Requirement = Take the data below and repeat it exactly.

Figure record extracts:
Begin
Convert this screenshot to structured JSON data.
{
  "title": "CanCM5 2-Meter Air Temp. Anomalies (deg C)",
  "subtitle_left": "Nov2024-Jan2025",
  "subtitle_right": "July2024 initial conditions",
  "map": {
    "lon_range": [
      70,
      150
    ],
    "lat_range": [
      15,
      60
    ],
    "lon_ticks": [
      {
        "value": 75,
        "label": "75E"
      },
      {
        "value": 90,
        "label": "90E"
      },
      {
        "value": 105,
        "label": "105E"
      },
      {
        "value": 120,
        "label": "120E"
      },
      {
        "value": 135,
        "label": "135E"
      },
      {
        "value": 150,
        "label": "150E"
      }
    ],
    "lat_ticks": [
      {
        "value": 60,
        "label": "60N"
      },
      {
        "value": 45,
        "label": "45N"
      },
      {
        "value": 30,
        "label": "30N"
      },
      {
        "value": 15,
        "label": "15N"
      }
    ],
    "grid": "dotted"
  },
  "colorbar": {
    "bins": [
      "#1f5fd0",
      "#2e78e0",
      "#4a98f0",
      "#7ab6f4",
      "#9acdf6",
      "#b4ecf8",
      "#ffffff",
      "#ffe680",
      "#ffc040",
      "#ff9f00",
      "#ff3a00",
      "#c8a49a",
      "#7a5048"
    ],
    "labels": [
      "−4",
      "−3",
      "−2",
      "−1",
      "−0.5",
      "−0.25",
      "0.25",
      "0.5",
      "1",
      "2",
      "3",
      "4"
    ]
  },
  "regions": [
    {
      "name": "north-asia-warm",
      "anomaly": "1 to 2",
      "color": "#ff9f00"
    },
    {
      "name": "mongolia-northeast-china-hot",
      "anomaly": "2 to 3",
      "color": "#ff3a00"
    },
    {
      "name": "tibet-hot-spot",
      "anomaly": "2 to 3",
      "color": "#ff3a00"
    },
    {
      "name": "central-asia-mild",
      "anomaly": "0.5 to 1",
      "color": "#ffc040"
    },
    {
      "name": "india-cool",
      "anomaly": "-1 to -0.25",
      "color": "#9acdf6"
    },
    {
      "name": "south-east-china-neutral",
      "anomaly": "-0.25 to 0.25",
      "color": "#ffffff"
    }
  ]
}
End
Worked answer =
Convert this screenshot to structured JSON data.
{
  "title": "CanCM5 2-Meter Air Temp. Anomalies (deg C)",
  "subtitle_left": "Nov2024-Jan2025",
  "subtitle_right": "July2024 initial conditions",
  "map": {
    "lon_range": [
      70,
      150
    ],
    "lat_range": [
      15,
      60
    ],
    "lon_ticks": [
      {
        "value": 75,
        "label": "75E"
      },
      {
        "value": 90,
        "label": "90E"
      },
      {
        "value": 105,
        "label": "105E"
      },
      {
        "value": 120,
        "label": "120E"
      },
      {
        "value": 135,
        "label": "135E"
      },
      {
        "value": 150,
        "label": "150E"
      }
    ],
    "lat_ticks": [
      {
        "value": 60,
        "label": "60N"
      },
      {
        "value": 45,
        "label": "45N"
      },
      {
        "value": 30,
        "label": "30N"
      },
      {
        "value": 15,
        "label": "15N"
      }
    ],
    "grid": "dotted"
  },
  "colorbar": {
    "bins": [
      "#1f5fd0",
      "#2e78e0",
      "#4a98f0",
      "#7ab6f4",
      "#9acdf6",
      "#b4ecf8",
      "#ffffff",
      "#ffe680",
      "#ffc040",
      "#ff9f00",
      "#ff3a00",
      "#c8a49a",
      "#7a5048"
    ],
    "labels": [
      "−4",
      "−3",
      "−2",
      "−1",
      "−0.5",
      "−0.25",
      "0.25",
      "0.5",
      "1",
      "2",
      "3",
      "4"
    ]
  },
  "regions": [
    {
      "name": "north-asia-warm",
      "anomaly": "1 to 2",
      "color": "#ff9f00"
    },
    {
      "name": "mongolia-northeast-china-hot",
      "anomaly": "2 to 3",
      "color": "#ff3a00"
    },
    {
      "name": "tibet-hot-spot",
      "anomaly": "2 to 3",
      "color": "#ff3a00"
    },
    {
      "name": "central-asia-mild",
      "anomaly": "0.5 to 1",
      "color": "#ffc040"
    },
    {
      "name": "india-cool",
      "anomaly": "-1 to -0.25",
      "color": "#9acdf6"
    },
    {
      "name": "south-east-china-neutral",
      "anomaly": "-0.25 to 0.25",
      "color": "#ffffff"
    }
  ]
}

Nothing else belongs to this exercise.